DATASET RECORDS:
** start **

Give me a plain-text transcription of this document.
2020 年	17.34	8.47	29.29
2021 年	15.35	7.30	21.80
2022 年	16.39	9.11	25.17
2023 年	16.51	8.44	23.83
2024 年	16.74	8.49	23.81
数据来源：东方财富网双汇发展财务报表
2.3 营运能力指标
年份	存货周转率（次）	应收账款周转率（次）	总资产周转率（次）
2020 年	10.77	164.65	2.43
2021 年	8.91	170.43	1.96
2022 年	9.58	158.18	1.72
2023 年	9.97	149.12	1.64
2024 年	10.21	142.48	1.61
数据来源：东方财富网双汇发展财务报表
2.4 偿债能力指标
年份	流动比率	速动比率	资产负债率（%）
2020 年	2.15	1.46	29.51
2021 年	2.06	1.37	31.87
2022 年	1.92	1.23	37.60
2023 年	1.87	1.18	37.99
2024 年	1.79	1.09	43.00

** end **

Write out every entry again exactly, please, with nothing missing.

Give me a plain-text transcription of this document.
2020 年	17.34	8.47	29.29
2021 年	15.35	7.30	21.80
2022 年	16.39	9.11	25.17
2023 年	16.51	8.44	23.83
2024 年	16.74	8.49	23.81
数据来源：东方财富网双汇发展财务报表
2.3 营运能力指标
年份	存货周转率（次）	应收账款周转率（次）	总资产周转率（次）
2020 年	10.77	164.65	2.43
2021 年	8.91	170.43	1.96
2022 年	9.58	158.18	1.72
2023 年	9.97	149.12	1.64
2024 年	10.21	142.48	1.61
数据来源：东方财富网双汇发展财务报表
2.4 偿债能力指标
年份	流动比率	速动比率	资产负债率（%）
2020 年	2.15	1.46	29.51
2021 年	2.06	1.37	31.87
2022 年	1.92	1.23	37.60
2023 年	1.87	1.18	37.99
2024 年	1.79	1.09	43.00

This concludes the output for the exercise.